§ **Problem details**:
Tally every line of the listing below that holds "this", then give the tally alone.

§ **Entries**:

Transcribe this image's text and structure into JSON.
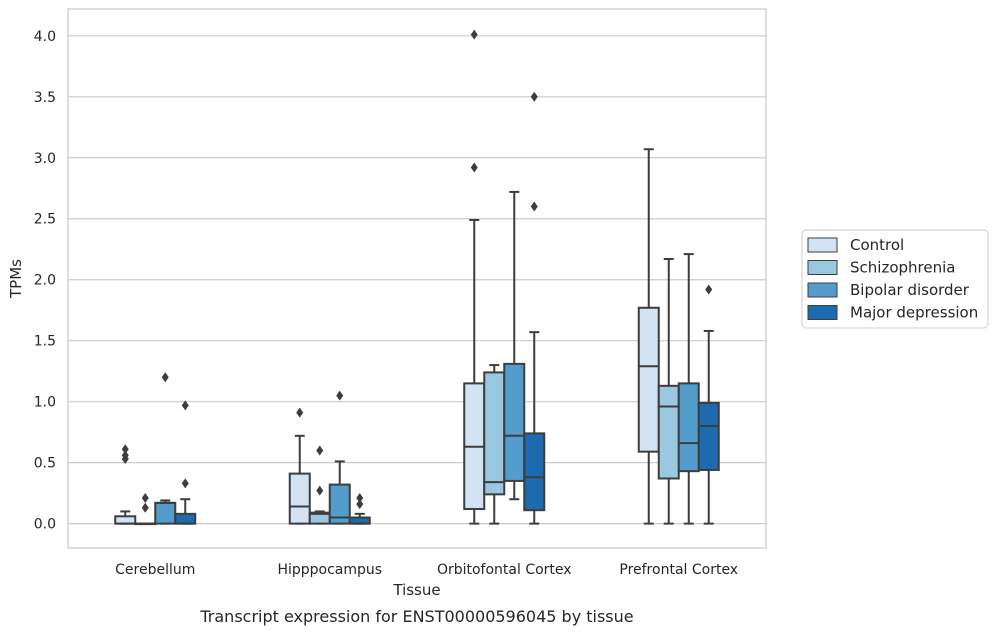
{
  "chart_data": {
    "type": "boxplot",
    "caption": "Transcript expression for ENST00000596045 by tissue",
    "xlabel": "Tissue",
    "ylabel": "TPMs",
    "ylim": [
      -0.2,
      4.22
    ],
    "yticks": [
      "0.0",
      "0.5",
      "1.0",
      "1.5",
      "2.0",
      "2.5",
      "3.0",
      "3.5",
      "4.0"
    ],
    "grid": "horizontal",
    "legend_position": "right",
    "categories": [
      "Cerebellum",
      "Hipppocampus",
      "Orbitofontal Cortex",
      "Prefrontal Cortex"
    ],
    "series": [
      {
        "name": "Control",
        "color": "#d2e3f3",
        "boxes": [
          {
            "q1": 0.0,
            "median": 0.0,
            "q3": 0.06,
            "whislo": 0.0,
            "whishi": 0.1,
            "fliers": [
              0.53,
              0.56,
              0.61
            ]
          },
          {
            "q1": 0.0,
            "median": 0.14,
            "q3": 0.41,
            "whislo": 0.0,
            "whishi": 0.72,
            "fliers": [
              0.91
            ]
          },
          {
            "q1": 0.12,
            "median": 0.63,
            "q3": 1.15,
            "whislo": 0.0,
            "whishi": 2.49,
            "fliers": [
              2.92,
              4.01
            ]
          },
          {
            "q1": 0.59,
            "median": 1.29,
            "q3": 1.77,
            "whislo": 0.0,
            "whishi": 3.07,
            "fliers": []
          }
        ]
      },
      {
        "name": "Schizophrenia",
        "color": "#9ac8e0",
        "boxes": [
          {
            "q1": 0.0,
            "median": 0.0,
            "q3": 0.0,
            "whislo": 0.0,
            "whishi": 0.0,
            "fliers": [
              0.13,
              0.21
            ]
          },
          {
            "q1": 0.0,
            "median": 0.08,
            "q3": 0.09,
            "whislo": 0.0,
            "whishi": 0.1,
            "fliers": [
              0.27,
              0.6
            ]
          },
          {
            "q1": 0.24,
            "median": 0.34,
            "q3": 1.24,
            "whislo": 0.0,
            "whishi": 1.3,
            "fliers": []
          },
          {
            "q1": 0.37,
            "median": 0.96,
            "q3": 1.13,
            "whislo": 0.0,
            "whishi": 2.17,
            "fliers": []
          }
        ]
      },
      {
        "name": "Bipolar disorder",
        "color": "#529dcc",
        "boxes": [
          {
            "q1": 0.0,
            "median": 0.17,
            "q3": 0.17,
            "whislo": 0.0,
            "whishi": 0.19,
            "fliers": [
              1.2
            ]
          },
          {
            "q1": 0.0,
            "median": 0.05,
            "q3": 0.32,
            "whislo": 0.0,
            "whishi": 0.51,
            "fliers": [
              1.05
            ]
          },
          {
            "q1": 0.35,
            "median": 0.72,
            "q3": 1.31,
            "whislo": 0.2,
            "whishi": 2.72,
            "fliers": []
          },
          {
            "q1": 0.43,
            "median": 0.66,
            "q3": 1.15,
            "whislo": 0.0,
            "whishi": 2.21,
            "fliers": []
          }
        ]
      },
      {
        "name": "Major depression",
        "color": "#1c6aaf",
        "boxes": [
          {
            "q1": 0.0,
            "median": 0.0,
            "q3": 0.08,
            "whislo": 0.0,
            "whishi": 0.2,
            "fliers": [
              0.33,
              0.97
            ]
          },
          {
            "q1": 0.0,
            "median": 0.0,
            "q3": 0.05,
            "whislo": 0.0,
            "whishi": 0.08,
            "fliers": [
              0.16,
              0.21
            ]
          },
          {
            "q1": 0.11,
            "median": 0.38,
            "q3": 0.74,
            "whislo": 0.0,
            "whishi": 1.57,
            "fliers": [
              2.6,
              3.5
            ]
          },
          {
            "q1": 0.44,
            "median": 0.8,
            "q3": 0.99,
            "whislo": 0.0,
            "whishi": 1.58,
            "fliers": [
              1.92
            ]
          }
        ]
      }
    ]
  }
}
---
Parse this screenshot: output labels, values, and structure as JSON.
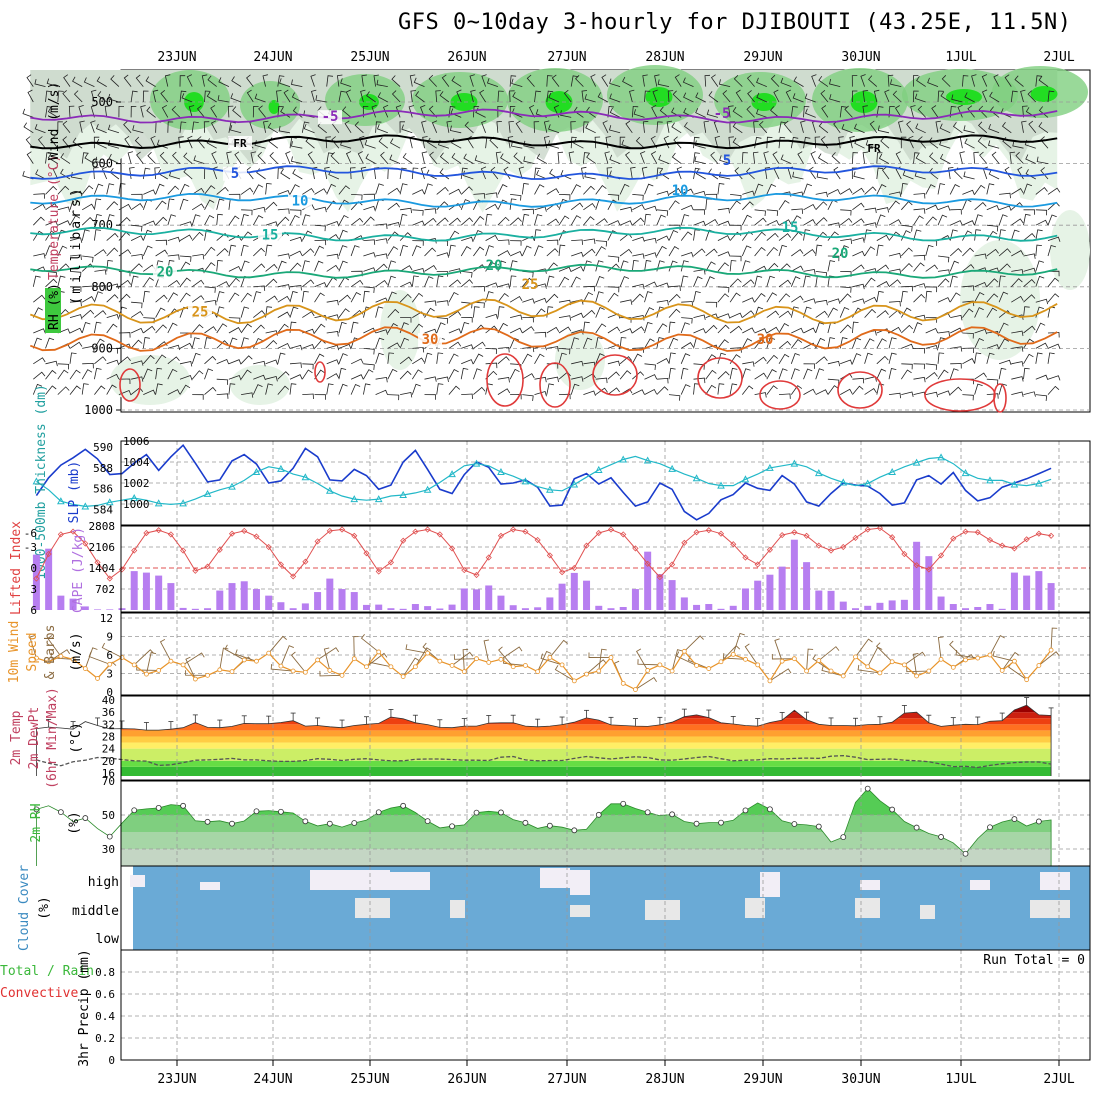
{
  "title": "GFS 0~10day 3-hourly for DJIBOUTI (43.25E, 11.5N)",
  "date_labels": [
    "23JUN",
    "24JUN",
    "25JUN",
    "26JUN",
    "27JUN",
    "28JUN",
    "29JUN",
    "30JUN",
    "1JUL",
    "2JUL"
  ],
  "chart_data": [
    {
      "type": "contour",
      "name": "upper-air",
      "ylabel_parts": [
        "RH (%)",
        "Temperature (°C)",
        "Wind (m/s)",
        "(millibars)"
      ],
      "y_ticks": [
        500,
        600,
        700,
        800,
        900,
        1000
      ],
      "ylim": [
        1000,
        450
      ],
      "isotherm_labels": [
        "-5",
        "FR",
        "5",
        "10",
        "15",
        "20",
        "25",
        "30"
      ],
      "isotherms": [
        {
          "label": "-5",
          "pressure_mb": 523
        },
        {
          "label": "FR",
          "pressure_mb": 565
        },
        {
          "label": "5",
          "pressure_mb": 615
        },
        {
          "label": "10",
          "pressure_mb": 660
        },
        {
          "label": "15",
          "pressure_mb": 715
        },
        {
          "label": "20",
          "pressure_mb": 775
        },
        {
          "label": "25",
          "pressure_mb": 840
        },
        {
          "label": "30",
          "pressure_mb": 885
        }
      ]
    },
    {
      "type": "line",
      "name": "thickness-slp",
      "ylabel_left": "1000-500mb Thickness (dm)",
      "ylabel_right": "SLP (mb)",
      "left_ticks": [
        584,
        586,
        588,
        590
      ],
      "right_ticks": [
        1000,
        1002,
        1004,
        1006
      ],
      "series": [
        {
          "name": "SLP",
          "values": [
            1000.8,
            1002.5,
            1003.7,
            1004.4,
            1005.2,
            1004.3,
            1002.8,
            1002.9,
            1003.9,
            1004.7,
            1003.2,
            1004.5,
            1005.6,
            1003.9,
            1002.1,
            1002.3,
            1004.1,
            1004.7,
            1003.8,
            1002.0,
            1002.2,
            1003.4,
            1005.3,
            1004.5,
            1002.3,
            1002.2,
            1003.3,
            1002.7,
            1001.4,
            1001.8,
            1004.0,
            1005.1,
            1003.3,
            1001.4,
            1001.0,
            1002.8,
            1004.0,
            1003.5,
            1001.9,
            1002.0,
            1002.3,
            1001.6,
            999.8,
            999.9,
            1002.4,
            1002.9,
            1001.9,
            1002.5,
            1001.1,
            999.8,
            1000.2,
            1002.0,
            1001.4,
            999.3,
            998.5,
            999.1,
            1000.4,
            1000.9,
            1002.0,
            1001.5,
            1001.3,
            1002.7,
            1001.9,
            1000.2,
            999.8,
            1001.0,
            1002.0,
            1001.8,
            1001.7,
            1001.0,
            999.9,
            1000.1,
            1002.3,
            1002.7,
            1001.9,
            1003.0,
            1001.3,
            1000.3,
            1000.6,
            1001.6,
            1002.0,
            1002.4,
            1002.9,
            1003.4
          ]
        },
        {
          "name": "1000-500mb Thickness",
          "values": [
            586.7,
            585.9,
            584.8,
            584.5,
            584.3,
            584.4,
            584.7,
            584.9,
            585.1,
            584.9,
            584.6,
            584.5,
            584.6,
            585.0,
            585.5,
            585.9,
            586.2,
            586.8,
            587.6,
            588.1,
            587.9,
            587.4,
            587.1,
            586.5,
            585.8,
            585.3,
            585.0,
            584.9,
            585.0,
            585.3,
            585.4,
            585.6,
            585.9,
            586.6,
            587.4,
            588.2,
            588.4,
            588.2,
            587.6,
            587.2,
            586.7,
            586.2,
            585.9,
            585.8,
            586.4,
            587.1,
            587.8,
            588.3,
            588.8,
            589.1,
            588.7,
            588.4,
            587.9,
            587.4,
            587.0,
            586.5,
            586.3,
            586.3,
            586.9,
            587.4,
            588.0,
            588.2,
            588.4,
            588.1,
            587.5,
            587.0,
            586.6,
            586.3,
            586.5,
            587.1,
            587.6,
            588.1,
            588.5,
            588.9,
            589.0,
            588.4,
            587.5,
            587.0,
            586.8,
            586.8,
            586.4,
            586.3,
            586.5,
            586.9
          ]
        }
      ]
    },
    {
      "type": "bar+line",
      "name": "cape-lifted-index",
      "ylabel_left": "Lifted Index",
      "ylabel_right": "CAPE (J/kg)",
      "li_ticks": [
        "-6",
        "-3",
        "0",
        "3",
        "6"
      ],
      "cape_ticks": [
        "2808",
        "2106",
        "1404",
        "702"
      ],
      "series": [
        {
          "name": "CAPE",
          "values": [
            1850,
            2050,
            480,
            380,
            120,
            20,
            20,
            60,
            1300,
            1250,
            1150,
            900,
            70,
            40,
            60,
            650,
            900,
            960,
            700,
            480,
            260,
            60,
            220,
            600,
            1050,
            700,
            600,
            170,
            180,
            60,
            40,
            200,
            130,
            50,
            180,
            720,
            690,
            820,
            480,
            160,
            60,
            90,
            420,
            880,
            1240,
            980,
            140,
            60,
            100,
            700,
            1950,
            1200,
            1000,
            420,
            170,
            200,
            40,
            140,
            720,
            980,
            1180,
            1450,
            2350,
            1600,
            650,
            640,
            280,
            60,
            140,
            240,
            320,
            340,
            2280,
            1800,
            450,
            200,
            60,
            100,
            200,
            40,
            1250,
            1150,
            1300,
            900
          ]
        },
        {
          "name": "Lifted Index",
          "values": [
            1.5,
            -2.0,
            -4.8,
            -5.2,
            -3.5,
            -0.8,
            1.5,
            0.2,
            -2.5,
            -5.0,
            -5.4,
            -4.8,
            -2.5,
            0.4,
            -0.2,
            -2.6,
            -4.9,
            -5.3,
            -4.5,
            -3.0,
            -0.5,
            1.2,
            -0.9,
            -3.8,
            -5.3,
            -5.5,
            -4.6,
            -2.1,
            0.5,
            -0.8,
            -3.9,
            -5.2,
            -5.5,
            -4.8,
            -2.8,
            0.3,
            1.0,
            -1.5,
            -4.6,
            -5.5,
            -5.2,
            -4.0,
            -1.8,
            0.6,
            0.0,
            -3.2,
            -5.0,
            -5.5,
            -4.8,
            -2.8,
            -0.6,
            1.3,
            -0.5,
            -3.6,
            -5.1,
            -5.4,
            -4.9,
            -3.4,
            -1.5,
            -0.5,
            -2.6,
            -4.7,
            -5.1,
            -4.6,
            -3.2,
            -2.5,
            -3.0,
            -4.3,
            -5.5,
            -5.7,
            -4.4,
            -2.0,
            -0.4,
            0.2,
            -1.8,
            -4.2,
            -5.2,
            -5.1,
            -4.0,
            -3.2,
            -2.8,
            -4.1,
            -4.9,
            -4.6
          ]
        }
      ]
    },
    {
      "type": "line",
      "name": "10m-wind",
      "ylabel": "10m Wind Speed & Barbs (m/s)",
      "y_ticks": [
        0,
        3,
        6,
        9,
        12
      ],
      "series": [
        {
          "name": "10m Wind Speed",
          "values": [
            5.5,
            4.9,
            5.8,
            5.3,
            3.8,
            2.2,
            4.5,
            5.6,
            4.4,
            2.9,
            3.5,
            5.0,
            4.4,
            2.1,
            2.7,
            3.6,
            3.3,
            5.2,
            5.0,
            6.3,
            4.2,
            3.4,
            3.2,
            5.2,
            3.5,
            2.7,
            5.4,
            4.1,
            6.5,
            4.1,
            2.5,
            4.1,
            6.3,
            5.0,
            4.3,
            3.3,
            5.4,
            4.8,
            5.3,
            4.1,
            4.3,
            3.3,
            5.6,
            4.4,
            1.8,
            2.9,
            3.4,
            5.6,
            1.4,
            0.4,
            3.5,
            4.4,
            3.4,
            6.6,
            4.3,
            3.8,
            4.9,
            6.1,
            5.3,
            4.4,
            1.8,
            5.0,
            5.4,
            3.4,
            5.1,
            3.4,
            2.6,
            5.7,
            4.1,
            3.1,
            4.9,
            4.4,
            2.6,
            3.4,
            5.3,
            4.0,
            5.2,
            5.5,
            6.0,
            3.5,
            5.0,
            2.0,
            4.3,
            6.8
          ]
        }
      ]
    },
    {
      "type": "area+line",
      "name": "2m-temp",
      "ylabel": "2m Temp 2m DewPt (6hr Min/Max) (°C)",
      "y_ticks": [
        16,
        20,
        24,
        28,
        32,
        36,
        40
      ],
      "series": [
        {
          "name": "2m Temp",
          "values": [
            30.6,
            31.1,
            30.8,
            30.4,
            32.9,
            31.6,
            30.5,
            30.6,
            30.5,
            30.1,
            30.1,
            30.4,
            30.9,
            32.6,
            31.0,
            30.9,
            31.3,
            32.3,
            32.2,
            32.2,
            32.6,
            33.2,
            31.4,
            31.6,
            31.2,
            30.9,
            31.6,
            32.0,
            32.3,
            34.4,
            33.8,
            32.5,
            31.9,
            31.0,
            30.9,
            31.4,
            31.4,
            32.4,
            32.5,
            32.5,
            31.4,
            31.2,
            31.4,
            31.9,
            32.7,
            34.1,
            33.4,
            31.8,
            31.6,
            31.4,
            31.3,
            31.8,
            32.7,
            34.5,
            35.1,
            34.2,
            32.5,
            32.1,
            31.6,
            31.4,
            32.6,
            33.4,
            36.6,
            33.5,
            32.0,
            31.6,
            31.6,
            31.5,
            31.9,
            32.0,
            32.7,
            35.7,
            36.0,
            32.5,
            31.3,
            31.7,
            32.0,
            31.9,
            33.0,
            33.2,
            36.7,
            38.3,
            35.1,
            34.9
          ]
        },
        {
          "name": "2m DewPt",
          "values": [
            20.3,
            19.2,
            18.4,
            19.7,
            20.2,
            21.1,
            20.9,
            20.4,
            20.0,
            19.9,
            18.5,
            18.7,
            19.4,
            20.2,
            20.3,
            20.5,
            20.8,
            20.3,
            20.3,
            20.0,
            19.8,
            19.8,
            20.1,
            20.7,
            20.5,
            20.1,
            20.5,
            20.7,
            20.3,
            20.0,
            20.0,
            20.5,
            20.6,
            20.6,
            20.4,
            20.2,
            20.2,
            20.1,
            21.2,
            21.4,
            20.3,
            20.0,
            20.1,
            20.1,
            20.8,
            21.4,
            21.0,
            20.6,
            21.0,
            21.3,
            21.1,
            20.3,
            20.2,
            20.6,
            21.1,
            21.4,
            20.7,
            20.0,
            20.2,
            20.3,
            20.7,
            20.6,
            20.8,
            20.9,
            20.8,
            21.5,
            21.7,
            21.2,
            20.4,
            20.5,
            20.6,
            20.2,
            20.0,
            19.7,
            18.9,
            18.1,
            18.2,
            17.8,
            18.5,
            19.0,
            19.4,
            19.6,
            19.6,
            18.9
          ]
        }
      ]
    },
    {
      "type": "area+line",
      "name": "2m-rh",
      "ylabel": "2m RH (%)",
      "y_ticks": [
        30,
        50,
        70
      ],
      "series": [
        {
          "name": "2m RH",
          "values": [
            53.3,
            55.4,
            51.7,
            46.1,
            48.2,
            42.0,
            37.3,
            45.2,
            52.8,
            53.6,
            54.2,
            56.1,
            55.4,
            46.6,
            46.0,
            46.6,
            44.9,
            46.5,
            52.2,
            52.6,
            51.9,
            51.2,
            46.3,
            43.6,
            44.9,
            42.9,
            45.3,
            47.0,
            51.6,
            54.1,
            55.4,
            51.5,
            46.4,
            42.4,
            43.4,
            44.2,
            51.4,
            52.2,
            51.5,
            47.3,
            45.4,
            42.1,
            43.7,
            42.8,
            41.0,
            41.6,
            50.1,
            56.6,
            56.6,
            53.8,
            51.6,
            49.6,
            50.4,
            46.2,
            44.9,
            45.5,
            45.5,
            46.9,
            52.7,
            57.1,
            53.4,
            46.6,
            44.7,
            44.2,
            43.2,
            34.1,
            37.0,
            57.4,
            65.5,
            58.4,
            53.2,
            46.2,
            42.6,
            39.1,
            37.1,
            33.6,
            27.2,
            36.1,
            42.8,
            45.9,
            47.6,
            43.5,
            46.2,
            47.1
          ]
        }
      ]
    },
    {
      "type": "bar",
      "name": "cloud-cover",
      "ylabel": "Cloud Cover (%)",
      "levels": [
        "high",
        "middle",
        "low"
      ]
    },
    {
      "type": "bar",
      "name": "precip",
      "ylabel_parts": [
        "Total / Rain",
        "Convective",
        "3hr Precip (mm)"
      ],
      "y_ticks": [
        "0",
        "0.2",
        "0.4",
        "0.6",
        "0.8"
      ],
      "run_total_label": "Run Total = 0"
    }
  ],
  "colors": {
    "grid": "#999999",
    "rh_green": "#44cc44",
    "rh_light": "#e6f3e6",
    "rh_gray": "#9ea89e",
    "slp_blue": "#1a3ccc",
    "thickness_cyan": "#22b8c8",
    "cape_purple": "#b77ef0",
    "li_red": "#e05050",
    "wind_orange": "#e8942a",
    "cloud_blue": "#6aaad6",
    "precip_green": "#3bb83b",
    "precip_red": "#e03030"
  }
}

§ **The result**:
2